§ **Instructions to follow**
From the records below, extract all the text exactly and leave the images behind.

Stored data:
--- START ---

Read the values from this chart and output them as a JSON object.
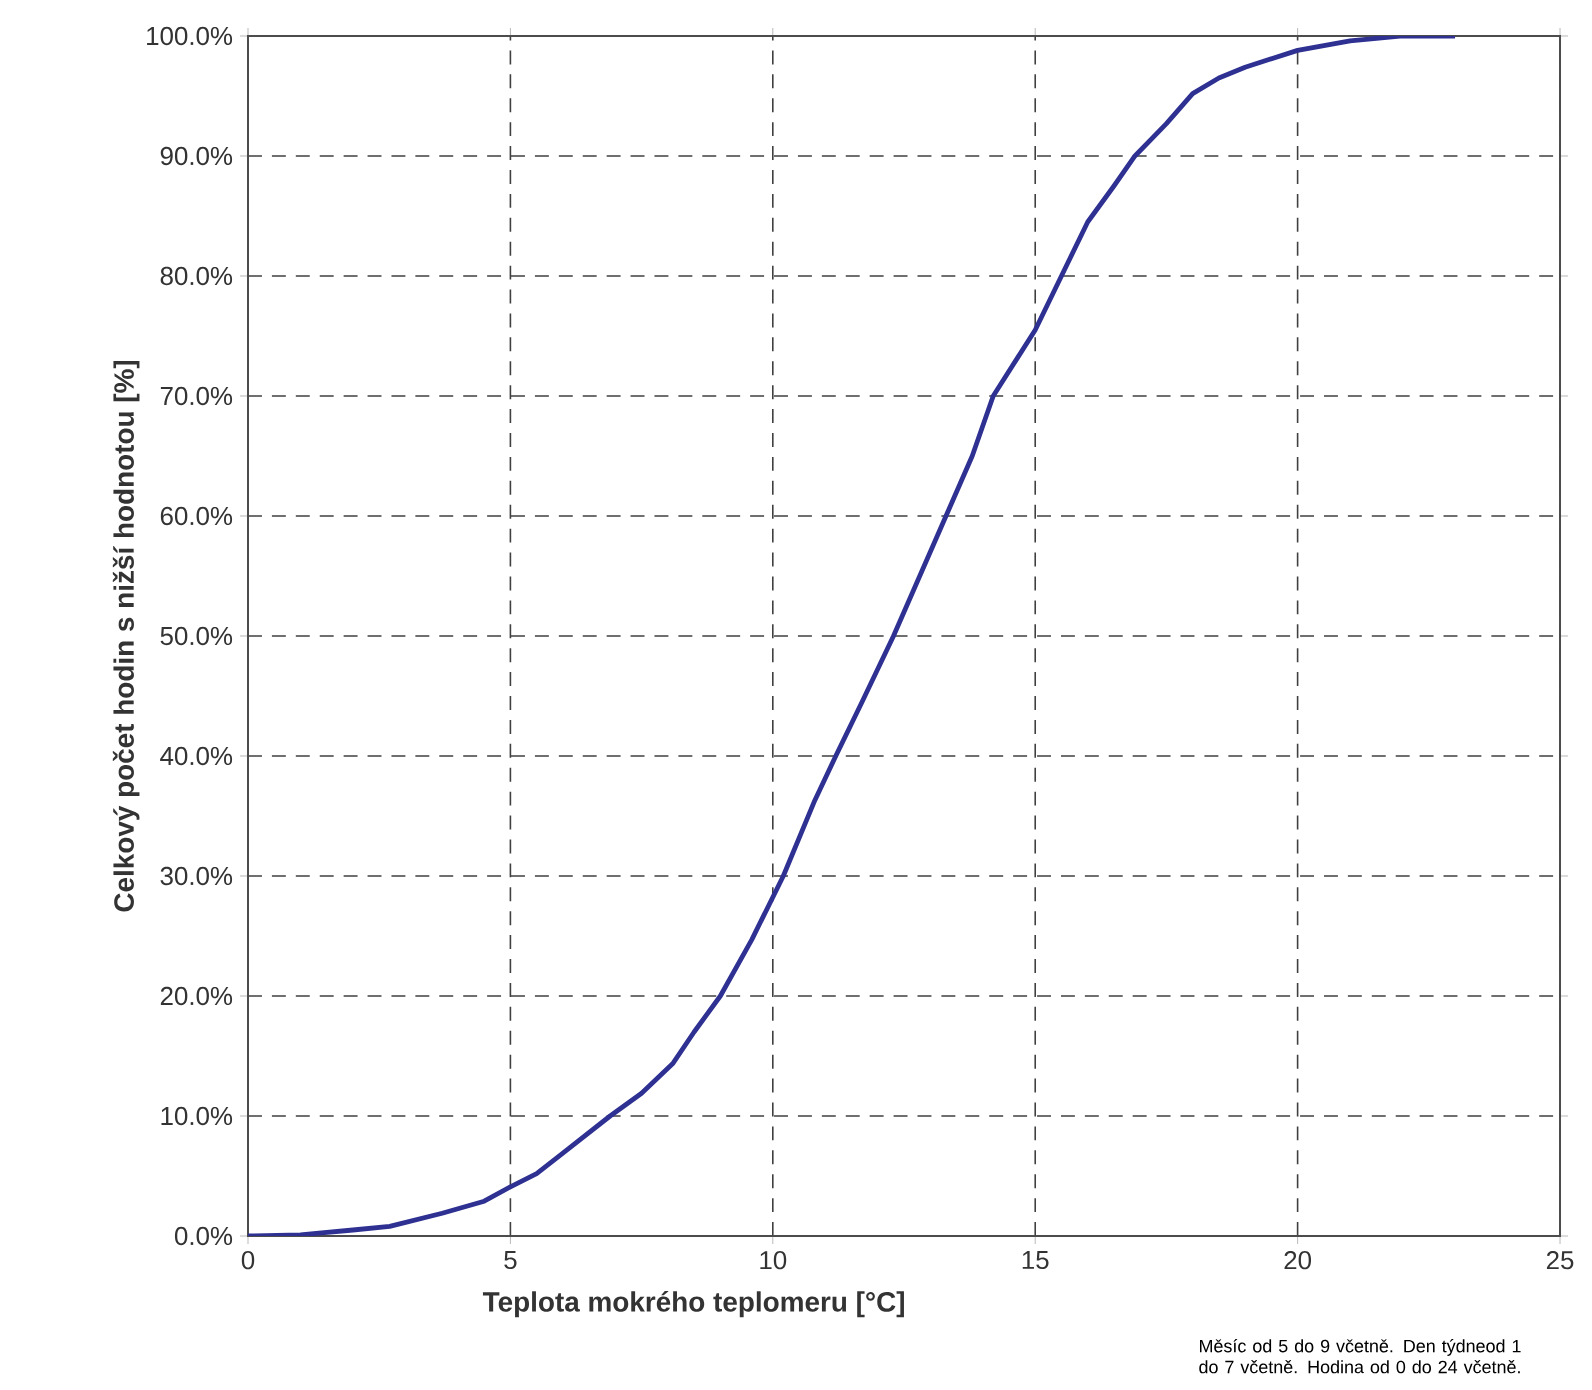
{
  "chart_data": {
    "type": "line",
    "xlabel": "Teplota mokrého teplomeru [°C]",
    "ylabel": "Celkový počet hodin s nižší hodnotou [%]",
    "annotations": [
      "Měsíc od 5 do 9 včetně. Den týdneod 1 do 7 včetně. Hodina od 0 do 24 včetně."
    ],
    "xlim": [
      0,
      25
    ],
    "xticks": [
      0,
      5,
      10,
      15,
      20,
      25
    ],
    "ylim": [
      0,
      100
    ],
    "yticks": [
      {
        "value": 0,
        "label": "0.0%"
      },
      {
        "value": 10,
        "label": "10.0%"
      },
      {
        "value": 20,
        "label": "20.0%"
      },
      {
        "value": 30,
        "label": "30.0%"
      },
      {
        "value": 40,
        "label": "40.0%"
      },
      {
        "value": 50,
        "label": "50.0%"
      },
      {
        "value": 60,
        "label": "60.0%"
      },
      {
        "value": 70,
        "label": "70.0%"
      },
      {
        "value": 80,
        "label": "80.0%"
      },
      {
        "value": 90,
        "label": "90.0%"
      },
      {
        "value": 100,
        "label": "100.0%"
      }
    ],
    "grid": true,
    "marker": "none",
    "line_style": "solid",
    "series": [
      {
        "color": "#2e3192",
        "x": [
          0,
          1,
          2,
          2.7,
          3.7,
          4.5,
          5,
          5.5,
          6,
          6.9,
          7.5,
          8.1,
          8.5,
          9,
          9.6,
          10.2,
          10.8,
          11.2,
          11.7,
          12.3,
          12.8,
          13.3,
          13.8,
          14.2,
          15,
          15.5,
          16,
          16.5,
          16.9,
          17.5,
          18,
          18.5,
          19,
          20,
          21,
          22,
          23
        ],
        "values": [
          0,
          0.1,
          0.5,
          0.8,
          1.9,
          2.9,
          4.1,
          5.2,
          6.9,
          10,
          11.9,
          14.4,
          17,
          20,
          24.7,
          30,
          36.3,
          40,
          44.5,
          50,
          55,
          60,
          65,
          70,
          75.5,
          80,
          84.5,
          87.5,
          90,
          92.7,
          95.2,
          96.5,
          97.4,
          98.8,
          99.6,
          100,
          100
        ]
      }
    ]
  }
}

--- END ---

§ **The response**
Read the values from this chart and output them as a JSON object.
{
  "chart_data": {
    "type": "line",
    "xlabel": "Teplota mokrého teplomeru [°C]",
    "ylabel": "Celkový počet hodin s nižší hodnotou [%]",
    "annotations": [
      "Měsíc od 5 do 9 včetně. Den týdneod 1 do 7 včetně. Hodina od 0 do 24 včetně."
    ],
    "xlim": [
      0,
      25
    ],
    "xticks": [
      0,
      5,
      10,
      15,
      20,
      25
    ],
    "ylim": [
      0,
      100
    ],
    "yticks": [
      {
        "value": 0,
        "label": "0.0%"
      },
      {
        "value": 10,
        "label": "10.0%"
      },
      {
        "value": 20,
        "label": "20.0%"
      },
      {
        "value": 30,
        "label": "30.0%"
      },
      {
        "value": 40,
        "label": "40.0%"
      },
      {
        "value": 50,
        "label": "50.0%"
      },
      {
        "value": 60,
        "label": "60.0%"
      },
      {
        "value": 70,
        "label": "70.0%"
      },
      {
        "value": 80,
        "label": "80.0%"
      },
      {
        "value": 90,
        "label": "90.0%"
      },
      {
        "value": 100,
        "label": "100.0%"
      }
    ],
    "grid": true,
    "marker": "none",
    "line_style": "solid",
    "series": [
      {
        "color": "#2e3192",
        "x": [
          0,
          1,
          2,
          2.7,
          3.7,
          4.5,
          5,
          5.5,
          6,
          6.9,
          7.5,
          8.1,
          8.5,
          9,
          9.6,
          10.2,
          10.8,
          11.2,
          11.7,
          12.3,
          12.8,
          13.3,
          13.8,
          14.2,
          15,
          15.5,
          16,
          16.5,
          16.9,
          17.5,
          18,
          18.5,
          19,
          20,
          21,
          22,
          23
        ],
        "values": [
          0,
          0.1,
          0.5,
          0.8,
          1.9,
          2.9,
          4.1,
          5.2,
          6.9,
          10,
          11.9,
          14.4,
          17,
          20,
          24.7,
          30,
          36.3,
          40,
          44.5,
          50,
          55,
          60,
          65,
          70,
          75.5,
          80,
          84.5,
          87.5,
          90,
          92.7,
          95.2,
          96.5,
          97.4,
          98.8,
          99.6,
          100,
          100
        ]
      }
    ]
  }
}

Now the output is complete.